↓
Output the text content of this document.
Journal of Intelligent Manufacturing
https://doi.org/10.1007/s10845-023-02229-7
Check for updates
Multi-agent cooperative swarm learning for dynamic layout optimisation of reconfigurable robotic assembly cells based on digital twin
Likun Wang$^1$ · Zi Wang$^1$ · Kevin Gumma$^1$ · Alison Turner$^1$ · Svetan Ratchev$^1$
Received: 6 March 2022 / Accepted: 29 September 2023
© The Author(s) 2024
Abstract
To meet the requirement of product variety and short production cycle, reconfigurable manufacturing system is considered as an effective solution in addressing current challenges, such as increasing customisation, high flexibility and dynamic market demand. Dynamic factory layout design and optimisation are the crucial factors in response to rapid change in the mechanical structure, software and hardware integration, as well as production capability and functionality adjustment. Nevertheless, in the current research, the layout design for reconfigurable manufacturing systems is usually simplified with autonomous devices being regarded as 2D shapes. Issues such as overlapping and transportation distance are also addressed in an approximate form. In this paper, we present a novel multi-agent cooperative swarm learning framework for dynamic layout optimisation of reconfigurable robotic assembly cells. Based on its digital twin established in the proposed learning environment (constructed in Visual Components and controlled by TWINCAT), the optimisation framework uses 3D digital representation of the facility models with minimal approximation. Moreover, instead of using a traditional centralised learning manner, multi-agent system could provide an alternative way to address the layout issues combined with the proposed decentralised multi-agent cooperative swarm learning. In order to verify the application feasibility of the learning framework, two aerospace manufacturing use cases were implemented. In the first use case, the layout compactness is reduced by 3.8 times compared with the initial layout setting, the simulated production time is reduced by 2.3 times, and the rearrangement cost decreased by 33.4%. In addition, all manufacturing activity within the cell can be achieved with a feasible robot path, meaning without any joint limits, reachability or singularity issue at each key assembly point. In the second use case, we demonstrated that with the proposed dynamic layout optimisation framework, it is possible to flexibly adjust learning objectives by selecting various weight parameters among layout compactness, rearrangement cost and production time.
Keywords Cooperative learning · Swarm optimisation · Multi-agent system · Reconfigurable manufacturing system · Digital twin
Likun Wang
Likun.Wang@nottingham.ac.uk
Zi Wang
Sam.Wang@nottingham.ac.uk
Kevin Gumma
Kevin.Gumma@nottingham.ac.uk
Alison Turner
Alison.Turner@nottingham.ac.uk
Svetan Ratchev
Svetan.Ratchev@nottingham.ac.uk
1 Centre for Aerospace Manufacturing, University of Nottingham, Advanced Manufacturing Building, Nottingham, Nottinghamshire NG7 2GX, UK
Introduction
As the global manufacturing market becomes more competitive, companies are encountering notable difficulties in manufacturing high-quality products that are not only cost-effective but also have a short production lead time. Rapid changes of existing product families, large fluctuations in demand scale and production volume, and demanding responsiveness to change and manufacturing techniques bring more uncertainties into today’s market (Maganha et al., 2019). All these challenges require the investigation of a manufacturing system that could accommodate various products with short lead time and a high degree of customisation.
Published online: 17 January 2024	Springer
↑
**DESCRIPTION OF THE TASK:** Word for word, the whole listing should be given again.

**OUTPUT OF THE EXERCISE:**
Output the text content of this document.
Journal of Intelligent Manufacturing
https://doi.org/10.1007/s10845-023-02229-7
Check for updates
Multi-agent cooperative swarm learning for dynamic layout optimisation of reconfigurable robotic assembly cells based on digital twin
Likun Wang$^1$ · Zi Wang$^1$ · Kevin Gumma$^1$ · Alison Turner$^1$ · Svetan Ratchev$^1$
Received: 6 March 2022 / Accepted: 29 September 2023
© The Author(s) 2024
Abstract
To meet the requirement of product variety and short production cycle, reconfigurable manufacturing system is considered as an effective solution in addressing current challenges, such as increasing customisation, high flexibility and dynamic market demand. Dynamic factory layout design and optimisation are the crucial factors in response to rapid change in the mechanical structure, software and hardware integration, as well as production capability and functionality adjustment. Nevertheless, in the current research, the layout design for reconfigurable manufacturing systems is usually simplified with autonomous devices being regarded as 2D shapes. Issues such as overlapping and transportation distance are also addressed in an approximate form. In this paper, we present a novel multi-agent cooperative swarm learning framework for dynamic layout optimisation of reconfigurable robotic assembly cells. Based on its digital twin established in the proposed learning environment (constructed in Visual Components and controlled by TWINCAT), the optimisation framework uses 3D digital representation of the facility models with minimal approximation. Moreover, instead of using a traditional centralised learning manner, multi-agent system could provide an alternative way to address the layout issues combined with the proposed decentralised multi-agent cooperative swarm learning. In order to verify the application feasibility of the learning framework, two aerospace manufacturing use cases were implemented. In the first use case, the layout compactness is reduced by 3.8 times compared with the initial layout setting, the simulated production time is reduced by 2.3 times, and the rearrangement cost decreased by 33.4%. In addition, all manufacturing activity within the cell can be achieved with a feasible robot path, meaning without any joint limits, reachability or singularity issue at each key assembly point. In the second use case, we demonstrated that with the proposed dynamic layout optimisation framework, it is possible to flexibly adjust learning objectives by selecting various weight parameters among layout compactness, rearrangement cost and production time.
Keywords Cooperative learning · Swarm optimisation · Multi-agent system · Reconfigurable manufacturing system · Digital twin
Likun Wang
Likun.Wang@nottingham.ac.uk
Zi Wang
Sam.Wang@nottingham.ac.uk
Kevin Gumma
Kevin.Gumma@nottingham.ac.uk
Alison Turner
Alison.Turner@nottingham.ac.uk
Svetan Ratchev
Svetan.Ratchev@nottingham.ac.uk
1 Centre for Aerospace Manufacturing, University of Nottingham, Advanced Manufacturing Building, Nottingham, Nottinghamshire NG7 2GX, UK
Introduction
As the global manufacturing market becomes more competitive, companies are encountering notable difficulties in manufacturing high-quality products that are not only cost-effective but also have a short production lead time. Rapid changes of existing product families, large fluctuations in demand scale and production volume, and demanding responsiveness to change and manufacturing techniques bring more uncertainties into today’s market (Maganha et al., 2019). All these challenges require the investigation of a manufacturing system that could accommodate various products with short lead time and a high degree of customisation.
Published online: 17 January 2024	Springer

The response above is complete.